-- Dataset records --
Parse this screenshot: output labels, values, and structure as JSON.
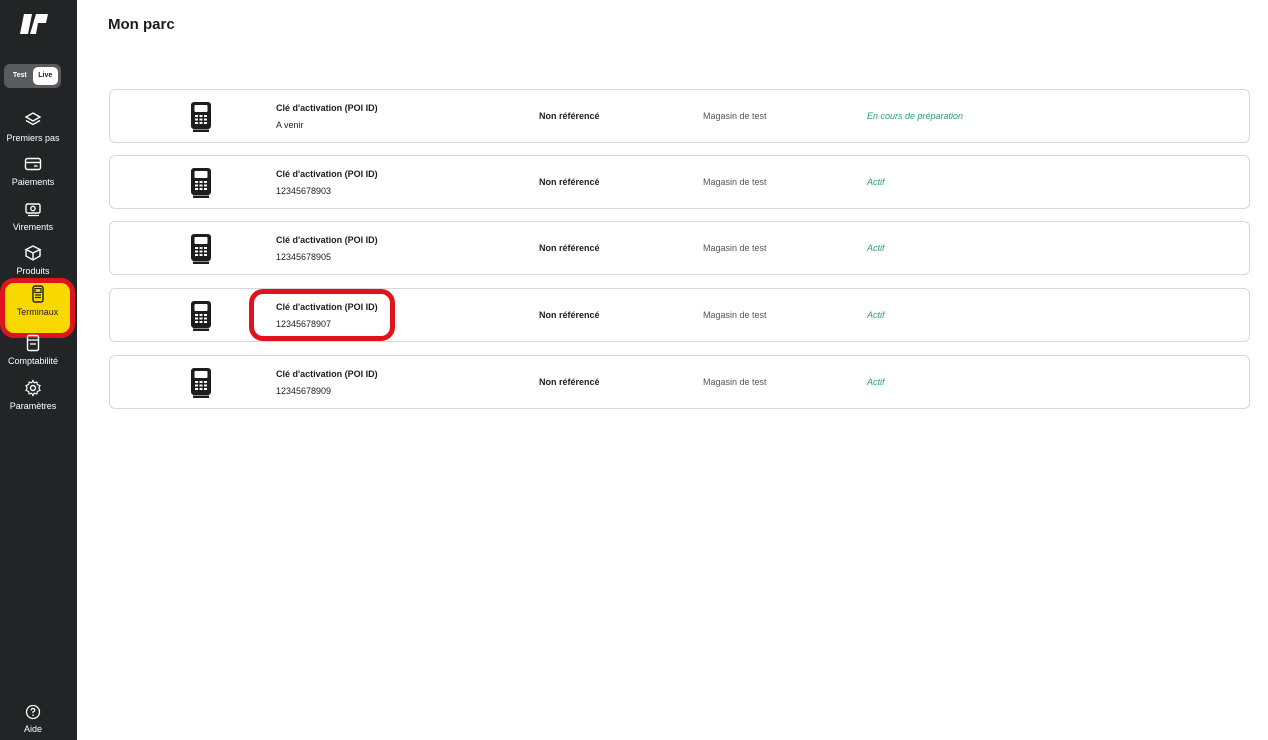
{
  "sidebar": {
    "env": {
      "test_label": "Test",
      "live_label": "Live",
      "selected": "Live"
    },
    "items": [
      {
        "label": "Premiers pas",
        "icon": "layers-icon"
      },
      {
        "label": "Paiements",
        "icon": "card-icon"
      },
      {
        "label": "Virements",
        "icon": "cash-icon"
      },
      {
        "label": "Produits",
        "icon": "box-icon"
      },
      {
        "label": "Terminaux",
        "icon": "terminal-icon",
        "active": true
      },
      {
        "label": "Comptabilité",
        "icon": "ledger-icon"
      },
      {
        "label": "Paramètres",
        "icon": "gear-icon"
      }
    ],
    "help_label": "Aide",
    "colors": {
      "background": "#232426",
      "active": "#f7d900",
      "highlight": "#e0131d"
    }
  },
  "main": {
    "title": "Mon parc",
    "terminals": [
      {
        "poi_label": "Clé d'activation (POI ID)",
        "poi_value": "A venir",
        "reference": "Non référencé",
        "store": "Magasin de test",
        "status": "En cours de préparation"
      },
      {
        "poi_label": "Clé d'activation (POI ID)",
        "poi_value": "12345678903",
        "reference": "Non référencé",
        "store": "Magasin de test",
        "status": "Actif"
      },
      {
        "poi_label": "Clé d'activation (POI ID)",
        "poi_value": "12345678905",
        "reference": "Non référencé",
        "store": "Magasin de test",
        "status": "Actif"
      },
      {
        "poi_label": "Clé d'activation (POI ID)",
        "poi_value": "12345678907",
        "reference": "Non référencé",
        "store": "Magasin de test",
        "status": "Actif",
        "highlighted": true
      },
      {
        "poi_label": "Clé d'activation (POI ID)",
        "poi_value": "12345678909",
        "reference": "Non référencé",
        "store": "Magasin de test",
        "status": "Actif"
      }
    ],
    "status_color": "#2aa06e"
  }
}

-- Set task --
The records above are to be reproduced exactly; the pictures are to be left out.

-- Solution for this exercise --
Parse this screenshot: output labels, values, and structure as JSON.
{
  "sidebar": {
    "env": {
      "test_label": "Test",
      "live_label": "Live",
      "selected": "Live"
    },
    "items": [
      {
        "label": "Premiers pas",
        "icon": "layers-icon"
      },
      {
        "label": "Paiements",
        "icon": "card-icon"
      },
      {
        "label": "Virements",
        "icon": "cash-icon"
      },
      {
        "label": "Produits",
        "icon": "box-icon"
      },
      {
        "label": "Terminaux",
        "icon": "terminal-icon",
        "active": true
      },
      {
        "label": "Comptabilité",
        "icon": "ledger-icon"
      },
      {
        "label": "Paramètres",
        "icon": "gear-icon"
      }
    ],
    "help_label": "Aide",
    "colors": {
      "background": "#232426",
      "active": "#f7d900",
      "highlight": "#e0131d"
    }
  },
  "main": {
    "title": "Mon parc",
    "terminals": [
      {
        "poi_label": "Clé d'activation (POI ID)",
        "poi_value": "A venir",
        "reference": "Non référencé",
        "store": "Magasin de test",
        "status": "En cours de préparation"
      },
      {
        "poi_label": "Clé d'activation (POI ID)",
        "poi_value": "12345678903",
        "reference": "Non référencé",
        "store": "Magasin de test",
        "status": "Actif"
      },
      {
        "poi_label": "Clé d'activation (POI ID)",
        "poi_value": "12345678905",
        "reference": "Non référencé",
        "store": "Magasin de test",
        "status": "Actif"
      },
      {
        "poi_label": "Clé d'activation (POI ID)",
        "poi_value": "12345678907",
        "reference": "Non référencé",
        "store": "Magasin de test",
        "status": "Actif",
        "highlighted": true
      },
      {
        "poi_label": "Clé d'activation (POI ID)",
        "poi_value": "12345678909",
        "reference": "Non référencé",
        "store": "Magasin de test",
        "status": "Actif"
      }
    ],
    "status_color": "#2aa06e"
  }
}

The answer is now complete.